Stated problem ->
Show all lines of the listing that hold the word "facilisis".

Records to use ->
--- Begin ---
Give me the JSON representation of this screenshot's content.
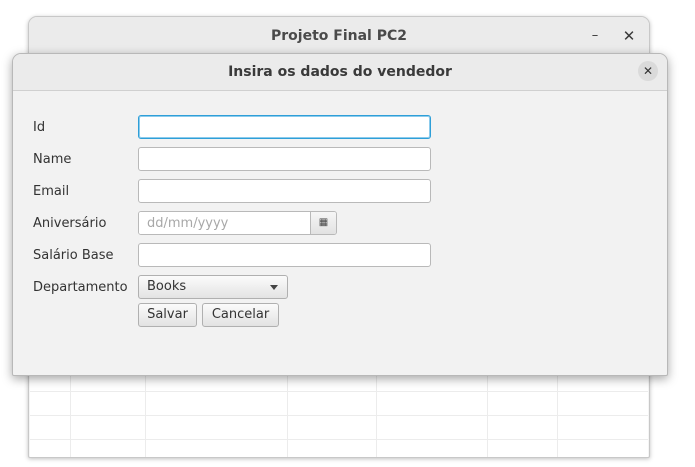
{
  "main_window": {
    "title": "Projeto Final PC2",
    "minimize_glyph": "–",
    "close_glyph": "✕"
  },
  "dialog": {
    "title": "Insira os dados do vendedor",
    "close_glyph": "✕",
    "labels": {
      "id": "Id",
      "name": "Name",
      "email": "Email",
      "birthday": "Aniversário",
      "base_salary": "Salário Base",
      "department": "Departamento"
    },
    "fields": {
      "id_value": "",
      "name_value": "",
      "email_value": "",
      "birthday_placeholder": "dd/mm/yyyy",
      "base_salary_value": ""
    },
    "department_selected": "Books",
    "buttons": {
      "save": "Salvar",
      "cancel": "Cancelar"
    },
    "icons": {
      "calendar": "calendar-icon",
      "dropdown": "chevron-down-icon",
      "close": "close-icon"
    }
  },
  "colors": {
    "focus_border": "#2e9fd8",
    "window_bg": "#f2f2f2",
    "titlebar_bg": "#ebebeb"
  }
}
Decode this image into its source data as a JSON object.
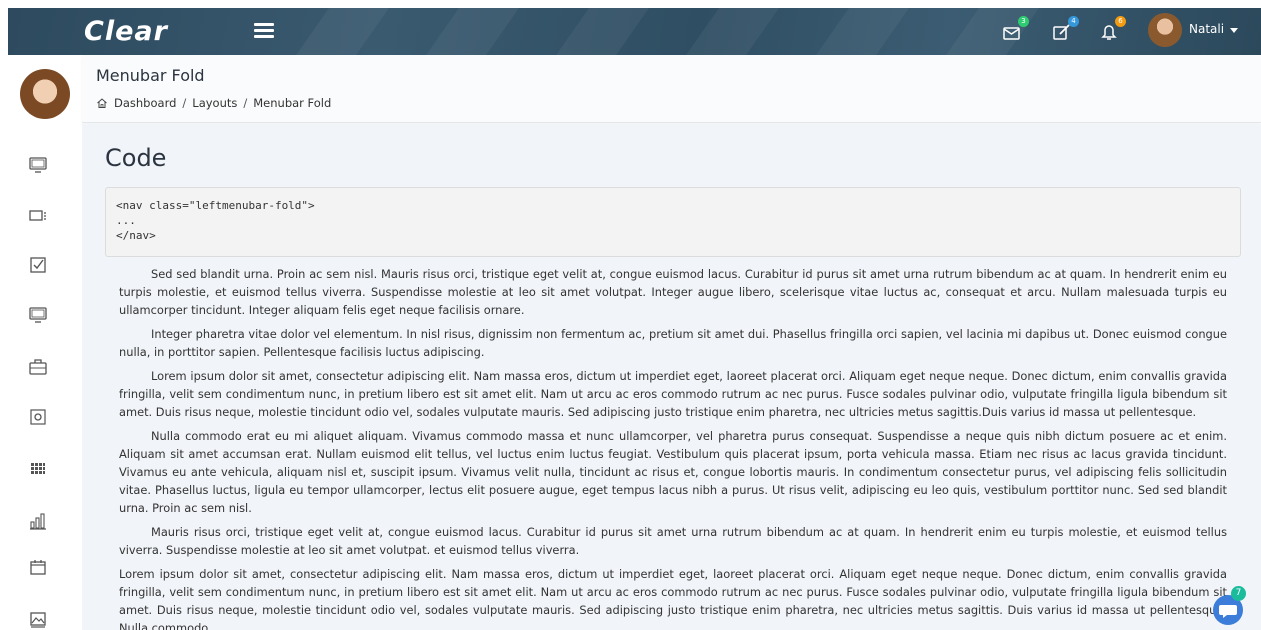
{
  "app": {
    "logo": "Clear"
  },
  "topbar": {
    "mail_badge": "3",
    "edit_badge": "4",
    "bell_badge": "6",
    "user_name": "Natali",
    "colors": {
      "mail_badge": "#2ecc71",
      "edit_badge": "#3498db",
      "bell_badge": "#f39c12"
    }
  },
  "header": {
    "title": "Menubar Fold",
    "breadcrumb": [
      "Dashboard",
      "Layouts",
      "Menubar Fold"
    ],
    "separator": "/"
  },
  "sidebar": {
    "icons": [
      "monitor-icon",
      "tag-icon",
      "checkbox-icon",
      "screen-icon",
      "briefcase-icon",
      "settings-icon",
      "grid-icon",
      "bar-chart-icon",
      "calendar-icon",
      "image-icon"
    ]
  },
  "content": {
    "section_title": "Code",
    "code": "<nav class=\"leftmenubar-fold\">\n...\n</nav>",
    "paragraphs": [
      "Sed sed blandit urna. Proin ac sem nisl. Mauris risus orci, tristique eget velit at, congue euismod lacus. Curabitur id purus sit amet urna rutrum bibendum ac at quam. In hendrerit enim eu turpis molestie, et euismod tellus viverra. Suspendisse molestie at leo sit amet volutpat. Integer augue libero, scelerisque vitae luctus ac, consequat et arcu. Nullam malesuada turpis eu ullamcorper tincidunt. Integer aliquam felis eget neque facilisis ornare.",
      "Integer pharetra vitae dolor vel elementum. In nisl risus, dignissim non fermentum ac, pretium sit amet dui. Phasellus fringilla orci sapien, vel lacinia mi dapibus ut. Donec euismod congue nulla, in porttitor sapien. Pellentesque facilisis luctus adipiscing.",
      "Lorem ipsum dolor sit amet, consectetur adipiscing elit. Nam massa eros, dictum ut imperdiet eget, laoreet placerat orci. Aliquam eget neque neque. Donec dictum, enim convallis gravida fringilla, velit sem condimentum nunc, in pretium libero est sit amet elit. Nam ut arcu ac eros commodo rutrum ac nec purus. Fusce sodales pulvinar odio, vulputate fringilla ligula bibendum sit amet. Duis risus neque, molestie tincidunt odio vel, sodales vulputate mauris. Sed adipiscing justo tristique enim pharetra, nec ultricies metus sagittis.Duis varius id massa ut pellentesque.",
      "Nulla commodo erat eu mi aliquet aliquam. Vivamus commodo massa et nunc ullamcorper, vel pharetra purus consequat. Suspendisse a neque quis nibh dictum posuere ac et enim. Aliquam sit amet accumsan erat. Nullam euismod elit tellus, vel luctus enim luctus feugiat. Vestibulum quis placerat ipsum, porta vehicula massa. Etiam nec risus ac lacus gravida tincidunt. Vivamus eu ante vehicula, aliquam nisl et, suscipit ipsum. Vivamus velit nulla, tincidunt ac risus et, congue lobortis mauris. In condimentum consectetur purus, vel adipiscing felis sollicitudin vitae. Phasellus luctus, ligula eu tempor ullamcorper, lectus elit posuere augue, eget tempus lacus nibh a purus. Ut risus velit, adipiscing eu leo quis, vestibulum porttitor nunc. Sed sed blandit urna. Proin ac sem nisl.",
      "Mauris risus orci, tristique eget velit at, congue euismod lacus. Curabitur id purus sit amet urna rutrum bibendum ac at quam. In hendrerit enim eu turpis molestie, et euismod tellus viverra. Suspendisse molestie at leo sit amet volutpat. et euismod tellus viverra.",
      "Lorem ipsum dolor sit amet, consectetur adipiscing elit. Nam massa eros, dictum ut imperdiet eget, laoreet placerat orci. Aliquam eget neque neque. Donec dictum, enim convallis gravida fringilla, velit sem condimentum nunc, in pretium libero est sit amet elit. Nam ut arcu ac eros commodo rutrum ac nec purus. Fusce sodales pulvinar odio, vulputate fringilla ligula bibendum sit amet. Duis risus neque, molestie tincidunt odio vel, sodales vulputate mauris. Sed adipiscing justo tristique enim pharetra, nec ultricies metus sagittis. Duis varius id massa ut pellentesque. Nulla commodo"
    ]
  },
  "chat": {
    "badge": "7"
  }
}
--- End ---
--- Begin ---
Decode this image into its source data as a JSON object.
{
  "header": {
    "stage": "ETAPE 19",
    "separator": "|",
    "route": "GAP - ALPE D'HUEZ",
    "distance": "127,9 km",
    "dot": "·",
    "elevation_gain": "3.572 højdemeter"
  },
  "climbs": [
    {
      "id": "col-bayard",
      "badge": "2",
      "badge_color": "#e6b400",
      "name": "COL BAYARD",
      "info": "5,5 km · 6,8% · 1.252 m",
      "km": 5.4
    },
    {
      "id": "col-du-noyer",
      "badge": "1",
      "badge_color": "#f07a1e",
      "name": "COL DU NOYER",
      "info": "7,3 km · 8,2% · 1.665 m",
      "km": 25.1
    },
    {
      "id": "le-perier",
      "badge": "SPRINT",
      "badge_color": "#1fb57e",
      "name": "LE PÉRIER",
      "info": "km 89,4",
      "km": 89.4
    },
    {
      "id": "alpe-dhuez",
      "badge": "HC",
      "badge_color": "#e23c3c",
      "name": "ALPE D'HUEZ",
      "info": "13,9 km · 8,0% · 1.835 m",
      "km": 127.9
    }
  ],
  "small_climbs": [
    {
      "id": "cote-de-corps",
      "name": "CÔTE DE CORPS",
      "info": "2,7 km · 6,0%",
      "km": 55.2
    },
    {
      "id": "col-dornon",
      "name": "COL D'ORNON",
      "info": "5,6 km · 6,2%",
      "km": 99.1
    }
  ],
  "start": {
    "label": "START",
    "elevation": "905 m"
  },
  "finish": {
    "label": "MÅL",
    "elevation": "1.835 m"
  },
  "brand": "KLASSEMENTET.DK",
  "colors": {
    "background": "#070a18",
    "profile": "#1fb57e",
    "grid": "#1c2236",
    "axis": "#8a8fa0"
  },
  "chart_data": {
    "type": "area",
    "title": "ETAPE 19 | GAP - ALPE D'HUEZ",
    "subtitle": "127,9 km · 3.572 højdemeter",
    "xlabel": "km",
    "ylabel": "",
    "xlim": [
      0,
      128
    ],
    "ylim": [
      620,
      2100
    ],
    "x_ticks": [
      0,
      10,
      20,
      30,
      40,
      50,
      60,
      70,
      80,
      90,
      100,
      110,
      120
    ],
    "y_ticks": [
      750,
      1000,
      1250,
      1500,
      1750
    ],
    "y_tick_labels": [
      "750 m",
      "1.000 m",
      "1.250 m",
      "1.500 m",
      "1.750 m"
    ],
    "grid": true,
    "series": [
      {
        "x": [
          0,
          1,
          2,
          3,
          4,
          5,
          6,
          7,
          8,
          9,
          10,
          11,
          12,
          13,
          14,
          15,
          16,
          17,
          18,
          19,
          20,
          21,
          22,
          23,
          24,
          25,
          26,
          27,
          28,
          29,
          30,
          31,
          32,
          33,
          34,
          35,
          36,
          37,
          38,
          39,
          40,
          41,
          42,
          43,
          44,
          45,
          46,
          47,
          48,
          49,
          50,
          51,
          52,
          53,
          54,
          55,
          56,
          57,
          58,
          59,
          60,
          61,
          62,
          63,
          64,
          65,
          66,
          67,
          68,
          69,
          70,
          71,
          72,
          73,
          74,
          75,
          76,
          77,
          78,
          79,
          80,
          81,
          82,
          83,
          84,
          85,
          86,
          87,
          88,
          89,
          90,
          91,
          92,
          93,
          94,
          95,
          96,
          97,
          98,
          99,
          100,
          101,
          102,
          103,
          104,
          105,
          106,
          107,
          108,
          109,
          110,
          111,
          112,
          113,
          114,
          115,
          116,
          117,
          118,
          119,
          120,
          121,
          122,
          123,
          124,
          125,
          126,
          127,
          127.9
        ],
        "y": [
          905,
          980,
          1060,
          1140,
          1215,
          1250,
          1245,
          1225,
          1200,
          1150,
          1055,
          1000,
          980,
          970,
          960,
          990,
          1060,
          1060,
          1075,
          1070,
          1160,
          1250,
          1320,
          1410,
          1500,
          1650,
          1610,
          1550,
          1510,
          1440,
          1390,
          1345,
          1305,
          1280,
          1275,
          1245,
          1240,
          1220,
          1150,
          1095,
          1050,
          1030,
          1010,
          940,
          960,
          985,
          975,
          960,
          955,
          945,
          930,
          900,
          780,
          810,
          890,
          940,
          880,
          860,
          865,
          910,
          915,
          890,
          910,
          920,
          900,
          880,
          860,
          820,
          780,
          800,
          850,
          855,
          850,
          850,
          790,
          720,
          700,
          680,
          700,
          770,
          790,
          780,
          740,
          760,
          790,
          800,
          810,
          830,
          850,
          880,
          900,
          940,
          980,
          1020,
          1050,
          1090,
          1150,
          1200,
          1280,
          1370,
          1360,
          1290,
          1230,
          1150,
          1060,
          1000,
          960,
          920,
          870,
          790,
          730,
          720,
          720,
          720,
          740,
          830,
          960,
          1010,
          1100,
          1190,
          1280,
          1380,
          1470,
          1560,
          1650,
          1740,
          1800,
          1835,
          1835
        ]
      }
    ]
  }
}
--- End ---
The result ->
      "Sed sed blandit urna. Proin ac sem nisl. Mauris risus orci, tristique eget velit at, congue euismod lacus. Curabitur id purus sit amet urna rutrum bibendum ac at quam. In hendrerit enim eu turpis molestie, et euismod tellus viverra. Suspendisse molestie at leo sit amet volutpat. Integer augue libero, scelerisque vitae luctus ac, consequat et arcu. Nullam malesuada turpis eu ullamcorper tincidunt. Integer aliquam felis eget neque facilisis ornare.",
      "Integer pharetra vitae dolor vel elementum. In nisl risus, dignissim non fermentum ac, pretium sit amet dui. Phasellus fringilla orci sapien, vel lacinia mi dapibus ut. Donec euismod congue nulla, in porttitor sapien. Pellentesque facilisis luctus adipiscing.",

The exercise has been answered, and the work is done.